[SUPPLIED DATA Boundary: Start]

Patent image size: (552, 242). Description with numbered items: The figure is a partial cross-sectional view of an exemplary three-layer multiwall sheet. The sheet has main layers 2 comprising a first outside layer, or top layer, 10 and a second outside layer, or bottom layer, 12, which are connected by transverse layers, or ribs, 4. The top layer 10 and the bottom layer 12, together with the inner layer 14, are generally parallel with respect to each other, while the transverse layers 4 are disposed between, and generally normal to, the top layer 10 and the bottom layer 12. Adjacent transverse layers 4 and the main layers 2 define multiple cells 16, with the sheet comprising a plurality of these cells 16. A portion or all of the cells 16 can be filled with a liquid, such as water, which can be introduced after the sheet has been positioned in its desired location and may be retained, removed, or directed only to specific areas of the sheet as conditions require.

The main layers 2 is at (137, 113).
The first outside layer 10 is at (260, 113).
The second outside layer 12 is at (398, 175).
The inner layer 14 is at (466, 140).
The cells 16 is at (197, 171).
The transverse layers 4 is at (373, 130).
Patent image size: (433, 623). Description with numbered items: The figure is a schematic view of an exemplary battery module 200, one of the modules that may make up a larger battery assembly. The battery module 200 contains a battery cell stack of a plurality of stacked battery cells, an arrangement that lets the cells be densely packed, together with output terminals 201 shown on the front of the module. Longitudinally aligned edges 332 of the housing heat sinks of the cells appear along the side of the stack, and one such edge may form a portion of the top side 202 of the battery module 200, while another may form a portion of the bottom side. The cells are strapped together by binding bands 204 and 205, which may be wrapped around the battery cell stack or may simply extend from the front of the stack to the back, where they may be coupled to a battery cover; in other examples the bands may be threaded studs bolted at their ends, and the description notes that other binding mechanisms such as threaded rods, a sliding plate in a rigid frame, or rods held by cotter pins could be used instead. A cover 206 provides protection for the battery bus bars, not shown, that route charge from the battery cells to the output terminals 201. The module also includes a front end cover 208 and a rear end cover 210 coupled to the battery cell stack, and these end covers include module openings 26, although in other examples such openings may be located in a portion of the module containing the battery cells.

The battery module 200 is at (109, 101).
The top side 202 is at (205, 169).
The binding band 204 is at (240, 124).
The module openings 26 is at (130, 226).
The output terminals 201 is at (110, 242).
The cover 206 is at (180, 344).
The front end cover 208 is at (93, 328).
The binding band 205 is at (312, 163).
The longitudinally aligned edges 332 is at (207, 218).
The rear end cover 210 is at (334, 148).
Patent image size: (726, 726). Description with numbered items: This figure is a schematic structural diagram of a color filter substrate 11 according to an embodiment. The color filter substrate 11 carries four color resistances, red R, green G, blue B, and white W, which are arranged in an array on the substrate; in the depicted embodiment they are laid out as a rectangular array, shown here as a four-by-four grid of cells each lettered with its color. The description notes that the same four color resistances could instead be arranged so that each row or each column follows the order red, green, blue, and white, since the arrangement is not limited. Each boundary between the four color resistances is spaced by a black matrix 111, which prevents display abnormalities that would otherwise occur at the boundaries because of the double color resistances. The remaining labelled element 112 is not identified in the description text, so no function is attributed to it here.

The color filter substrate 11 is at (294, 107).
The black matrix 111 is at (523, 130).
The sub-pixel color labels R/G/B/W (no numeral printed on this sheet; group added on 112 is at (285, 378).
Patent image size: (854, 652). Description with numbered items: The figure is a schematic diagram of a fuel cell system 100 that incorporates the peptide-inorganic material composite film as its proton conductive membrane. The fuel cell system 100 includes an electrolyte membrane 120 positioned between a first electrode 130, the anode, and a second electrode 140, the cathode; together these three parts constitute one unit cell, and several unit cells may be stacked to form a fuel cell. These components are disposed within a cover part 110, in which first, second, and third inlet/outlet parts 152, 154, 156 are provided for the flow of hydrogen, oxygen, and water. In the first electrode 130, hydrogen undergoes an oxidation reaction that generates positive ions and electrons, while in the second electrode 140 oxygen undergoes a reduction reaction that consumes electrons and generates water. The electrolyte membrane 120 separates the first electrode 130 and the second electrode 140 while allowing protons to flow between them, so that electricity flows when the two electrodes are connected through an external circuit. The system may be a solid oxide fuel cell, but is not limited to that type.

[SUPPLIED DATA Boundary: End]

- **TASK TO COMPLETE**:
Nothing in the data should be altered; please repeat it exactly.

- **WRITTEN RESPONSE**:
Patent image size: (552, 242). Description with numbered items: The figure is a partial cross-sectional view of an exemplary three-layer multiwall sheet. The sheet has main layers 2 comprising a first outside layer, or top layer, 10 and a second outside layer, or bottom layer, 12, which are connected by transverse layers, or ribs, 4. The top layer 10 and the bottom layer 12, together with the inner layer 14, are generally parallel with respect to each other, while the transverse layers 4 are disposed between, and generally normal to, the top layer 10 and the bottom layer 12. Adjacent transverse layers 4 and the main layers 2 define multiple cells 16, with the sheet comprising a plurality of these cells 16. A portion or all of the cells 16 can be filled with a liquid, such as water, which can be introduced after the sheet has been positioned in its desired location and may be retained, removed, or directed only to specific areas of the sheet as conditions require.

The main layers 2 is at (137, 113).
The first outside layer 10 is at (260, 113).
The second outside layer 12 is at (398, 175).
The inner layer 14 is at (466, 140).
The cells 16 is at (197, 171).
The transverse layers 4 is at (373, 130).
Patent image size: (433, 623). Description with numbered items: The figure is a schematic view of an exemplary battery module 200, one of the modules that may make up a larger battery assembly. The battery module 200 contains a battery cell stack of a plurality of stacked battery cells, an arrangement that lets the cells be densely packed, together with output terminals 201 shown on the front of the module. Longitudinally aligned edges 332 of the housing heat sinks of the cells appear along the side of the stack, and one such edge may form a portion of the top side 202 of the battery module 200, while another may form a portion of the bottom side. The cells are strapped together by binding bands 204 and 205, which may be wrapped around the battery cell stack or may simply extend from the front of the stack to the back, where they may be coupled to a battery cover; in other examples the bands may be threaded studs bolted at their ends, and the description notes that other binding mechanisms such as threaded rods, a sliding plate in a rigid frame, or rods held by cotter pins could be used instead. A cover 206 provides protection for the battery bus bars, not shown, that route charge from the battery cells to the output terminals 201. The module also includes a front end cover 208 and a rear end cover 210 coupled to the battery cell stack, and these end covers include module openings 26, although in other examples such openings may be located in a portion of the module containing the battery cells.

The battery module 200 is at (109, 101).
The top side 202 is at (205, 169).
The binding band 204 is at (240, 124).
The module openings 26 is at (130, 226).
The output terminals 201 is at (110, 242).
The cover 206 is at (180, 344).
The front end cover 208 is at (93, 328).
The binding band 205 is at (312, 163).
The longitudinally aligned edges 332 is at (207, 218).
The rear end cover 210 is at (334, 148).
Patent image size: (726, 726). Description with numbered items: This figure is a schematic structural diagram of a color filter substrate 11 according to an embodiment. The color filter substrate 11 carries four color resistances, red R, green G, blue B, and white W, which are arranged in an array on the substrate; in the depicted embodiment they are laid out as a rectangular array, shown here as a four-by-four grid of cells each lettered with its color. The description notes that the same four color resistances could instead be arranged so that each row or each column follows the order red, green, blue, and white, since the arrangement is not limited. Each boundary between the four color resistances is spaced by a black matrix 111, which prevents display abnormalities that would otherwise occur at the boundaries because of the double color resistances. The remaining labelled element 112 is not identified in the description text, so no function is attributed to it here.

The color filter substrate 11 is at (294, 107).
The black matrix 111 is at (523, 130).
The sub-pixel color labels R/G/B/W (no numeral printed on this sheet; group added on 112 is at (285, 378).
Patent image size: (854, 652). Description with numbered items: The figure is a schematic diagram of a fuel cell system 100 that incorporates the peptide-inorganic material composite film as its proton conductive membrane. The fuel cell system 100 includes an electrolyte membrane 120 positioned between a first electrode 130, the anode, and a second electrode 140, the cathode; together these three parts constitute one unit cell, and several unit cells may be stacked to form a fuel cell. These components are disposed within a cover part 110, in which first, second, and third inlet/outlet parts 152, 154, 156 are provided for the flow of hydrogen, oxygen, and water. In the first electrode 130, hydrogen undergoes an oxidation reaction that generates positive ions and electrons, while in the second electrode 140 oxygen undergoes a reduction reaction that consumes electrons and generates water. The electrolyte membrane 120 separates the first electrode 130 and the second electrode 140 while allowing protons to flow between them, so that electricity flows when the two electrodes are connected through an external circuit. The system may be a solid oxide fuel cell, but is not limited to that type.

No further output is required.